Transcribe all the records with complete accuracy.

**Provided records**
## START

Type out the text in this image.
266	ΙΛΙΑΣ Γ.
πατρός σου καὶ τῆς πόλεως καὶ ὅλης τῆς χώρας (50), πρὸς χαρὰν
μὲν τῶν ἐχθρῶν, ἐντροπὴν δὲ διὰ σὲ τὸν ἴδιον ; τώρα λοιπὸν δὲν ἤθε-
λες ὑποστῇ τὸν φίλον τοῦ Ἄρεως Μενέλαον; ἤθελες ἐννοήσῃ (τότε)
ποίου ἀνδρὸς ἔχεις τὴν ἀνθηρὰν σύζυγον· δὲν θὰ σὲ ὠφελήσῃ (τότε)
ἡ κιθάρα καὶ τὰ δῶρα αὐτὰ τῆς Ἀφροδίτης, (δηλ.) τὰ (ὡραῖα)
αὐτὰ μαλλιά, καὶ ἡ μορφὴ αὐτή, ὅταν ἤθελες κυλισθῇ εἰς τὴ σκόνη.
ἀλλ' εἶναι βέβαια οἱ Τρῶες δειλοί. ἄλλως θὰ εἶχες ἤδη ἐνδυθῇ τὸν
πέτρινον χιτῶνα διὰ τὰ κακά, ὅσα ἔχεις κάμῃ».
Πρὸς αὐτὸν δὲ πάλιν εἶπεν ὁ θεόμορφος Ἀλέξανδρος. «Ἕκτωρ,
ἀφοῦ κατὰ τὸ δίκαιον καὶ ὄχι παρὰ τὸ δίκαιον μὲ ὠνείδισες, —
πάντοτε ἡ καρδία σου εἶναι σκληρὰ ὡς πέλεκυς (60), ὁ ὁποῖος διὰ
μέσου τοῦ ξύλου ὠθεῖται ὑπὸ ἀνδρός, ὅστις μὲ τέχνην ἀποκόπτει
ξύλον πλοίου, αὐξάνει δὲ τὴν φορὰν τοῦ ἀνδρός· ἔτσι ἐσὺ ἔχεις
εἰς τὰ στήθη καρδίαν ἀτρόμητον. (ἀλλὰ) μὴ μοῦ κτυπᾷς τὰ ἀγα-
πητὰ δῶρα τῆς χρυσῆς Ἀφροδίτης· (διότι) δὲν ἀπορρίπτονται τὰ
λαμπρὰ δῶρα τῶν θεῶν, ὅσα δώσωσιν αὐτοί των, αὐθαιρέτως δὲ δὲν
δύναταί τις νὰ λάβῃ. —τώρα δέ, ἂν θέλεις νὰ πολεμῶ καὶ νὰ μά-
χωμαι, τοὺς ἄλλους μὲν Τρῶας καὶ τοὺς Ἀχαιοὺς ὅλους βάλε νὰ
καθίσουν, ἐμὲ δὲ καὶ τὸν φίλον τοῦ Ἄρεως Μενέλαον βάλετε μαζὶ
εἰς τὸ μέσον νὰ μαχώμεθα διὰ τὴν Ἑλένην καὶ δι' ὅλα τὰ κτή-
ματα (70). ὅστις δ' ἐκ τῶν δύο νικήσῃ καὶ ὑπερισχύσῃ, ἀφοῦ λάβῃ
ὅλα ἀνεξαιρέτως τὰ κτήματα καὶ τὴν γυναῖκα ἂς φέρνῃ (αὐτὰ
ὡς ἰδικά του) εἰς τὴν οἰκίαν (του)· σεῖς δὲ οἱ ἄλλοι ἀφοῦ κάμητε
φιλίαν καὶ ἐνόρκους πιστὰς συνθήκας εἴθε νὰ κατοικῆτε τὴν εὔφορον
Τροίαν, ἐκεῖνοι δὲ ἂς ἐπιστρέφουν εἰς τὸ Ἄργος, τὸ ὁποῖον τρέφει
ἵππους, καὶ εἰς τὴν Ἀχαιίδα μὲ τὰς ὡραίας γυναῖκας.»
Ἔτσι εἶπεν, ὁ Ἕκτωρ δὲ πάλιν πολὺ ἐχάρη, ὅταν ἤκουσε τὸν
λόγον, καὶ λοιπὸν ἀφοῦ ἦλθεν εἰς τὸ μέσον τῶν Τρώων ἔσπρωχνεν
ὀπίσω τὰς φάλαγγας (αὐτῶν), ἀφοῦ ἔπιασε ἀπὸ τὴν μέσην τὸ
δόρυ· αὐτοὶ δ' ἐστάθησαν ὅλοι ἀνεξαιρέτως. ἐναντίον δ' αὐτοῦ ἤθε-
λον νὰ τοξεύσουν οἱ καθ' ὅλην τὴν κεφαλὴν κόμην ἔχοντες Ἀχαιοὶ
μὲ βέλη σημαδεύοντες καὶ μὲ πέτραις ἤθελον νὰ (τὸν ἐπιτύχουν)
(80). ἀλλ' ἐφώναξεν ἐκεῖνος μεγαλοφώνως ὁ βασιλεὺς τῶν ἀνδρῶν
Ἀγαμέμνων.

## END

**Final answer**
Type out the text in this image.
266	ΙΛΙΑΣ Γ.
πατρός σου καὶ τῆς πόλεως καὶ ὅλης τῆς χώρας (50), πρὸς χαρὰν
μὲν τῶν ἐχθρῶν, ἐντροπὴν δὲ διὰ σὲ τὸν ἴδιον ; τώρα λοιπὸν δὲν ἤθε-
λες ὑποστῇ τὸν φίλον τοῦ Ἄρεως Μενέλαον; ἤθελες ἐννοήσῃ (τότε)
ποίου ἀνδρὸς ἔχεις τὴν ἀνθηρὰν σύζυγον· δὲν θὰ σὲ ὠφελήσῃ (τότε)
ἡ κιθάρα καὶ τὰ δῶρα αὐτὰ τῆς Ἀφροδίτης, (δηλ.) τὰ (ὡραῖα)
αὐτὰ μαλλιά, καὶ ἡ μορφὴ αὐτή, ὅταν ἤθελες κυλισθῇ εἰς τὴ σκόνη.
ἀλλ' εἶναι βέβαια οἱ Τρῶες δειλοί. ἄλλως θὰ εἶχες ἤδη ἐνδυθῇ τὸν
πέτρινον χιτῶνα διὰ τὰ κακά, ὅσα ἔχεις κάμῃ».
Πρὸς αὐτὸν δὲ πάλιν εἶπεν ὁ θεόμορφος Ἀλέξανδρος. «Ἕκτωρ,
ἀφοῦ κατὰ τὸ δίκαιον καὶ ὄχι παρὰ τὸ δίκαιον μὲ ὠνείδισες, —
πάντοτε ἡ καρδία σου εἶναι σκληρὰ ὡς πέλεκυς (60), ὁ ὁποῖος διὰ
μέσου τοῦ ξύλου ὠθεῖται ὑπὸ ἀνδρός, ὅστις μὲ τέχνην ἀποκόπτει
ξύλον πλοίου, αὐξάνει δὲ τὴν φορὰν τοῦ ἀνδρός· ἔτσι ἐσὺ ἔχεις
εἰς τὰ στήθη καρδίαν ἀτρόμητον. (ἀλλὰ) μὴ μοῦ κτυπᾷς τὰ ἀγα-
πητὰ δῶρα τῆς χρυσῆς Ἀφροδίτης· (διότι) δὲν ἀπορρίπτονται τὰ
λαμπρὰ δῶρα τῶν θεῶν, ὅσα δώσωσιν αὐτοί των, αὐθαιρέτως δὲ δὲν
δύναταί τις νὰ λάβῃ. —τώρα δέ, ἂν θέλεις νὰ πολεμῶ καὶ νὰ μά-
χωμαι, τοὺς ἄλλους μὲν Τρῶας καὶ τοὺς Ἀχαιοὺς ὅλους βάλε νὰ
καθίσουν, ἐμὲ δὲ καὶ τὸν φίλον τοῦ Ἄρεως Μενέλαον βάλετε μαζὶ
εἰς τὸ μέσον νὰ μαχώμεθα διὰ τὴν Ἑλένην καὶ δι' ὅλα τὰ κτή-
ματα (70). ὅστις δ' ἐκ τῶν δύο νικήσῃ καὶ ὑπερισχύσῃ, ἀφοῦ λάβῃ
ὅλα ἀνεξαιρέτως τὰ κτήματα καὶ τὴν γυναῖκα ἂς φέρνῃ (αὐτὰ
ὡς ἰδικά του) εἰς τὴν οἰκίαν (του)· σεῖς δὲ οἱ ἄλλοι ἀφοῦ κάμητε
φιλίαν καὶ ἐνόρκους πιστὰς συνθήκας εἴθε νὰ κατοικῆτε τὴν εὔφορον
Τροίαν, ἐκεῖνοι δὲ ἂς ἐπιστρέφουν εἰς τὸ Ἄργος, τὸ ὁποῖον τρέφει
ἵππους, καὶ εἰς τὴν Ἀχαιίδα μὲ τὰς ὡραίας γυναῖκας.»
Ἔτσι εἶπεν, ὁ Ἕκτωρ δὲ πάλιν πολὺ ἐχάρη, ὅταν ἤκουσε τὸν
λόγον, καὶ λοιπὸν ἀφοῦ ἦλθεν εἰς τὸ μέσον τῶν Τρώων ἔσπρωχνεν
ὀπίσω τὰς φάλαγγας (αὐτῶν), ἀφοῦ ἔπιασε ἀπὸ τὴν μέσην τὸ
δόρυ· αὐτοὶ δ' ἐστάθησαν ὅλοι ἀνεξαιρέτως. ἐναντίον δ' αὐτοῦ ἤθε-
λον νὰ τοξεύσουν οἱ καθ' ὅλην τὴν κεφαλὴν κόμην ἔχοντες Ἀχαιοὶ
μὲ βέλη σημαδεύοντες καὶ μὲ πέτραις ἤθελον νὰ (τὸν ἐπιτύχουν)
(80). ἀλλ' ἐφώναξεν ἐκεῖνος μεγαλοφώνως ὁ βασιλεὺς τῶν ἀνδρῶν
Ἀγαμέμνων.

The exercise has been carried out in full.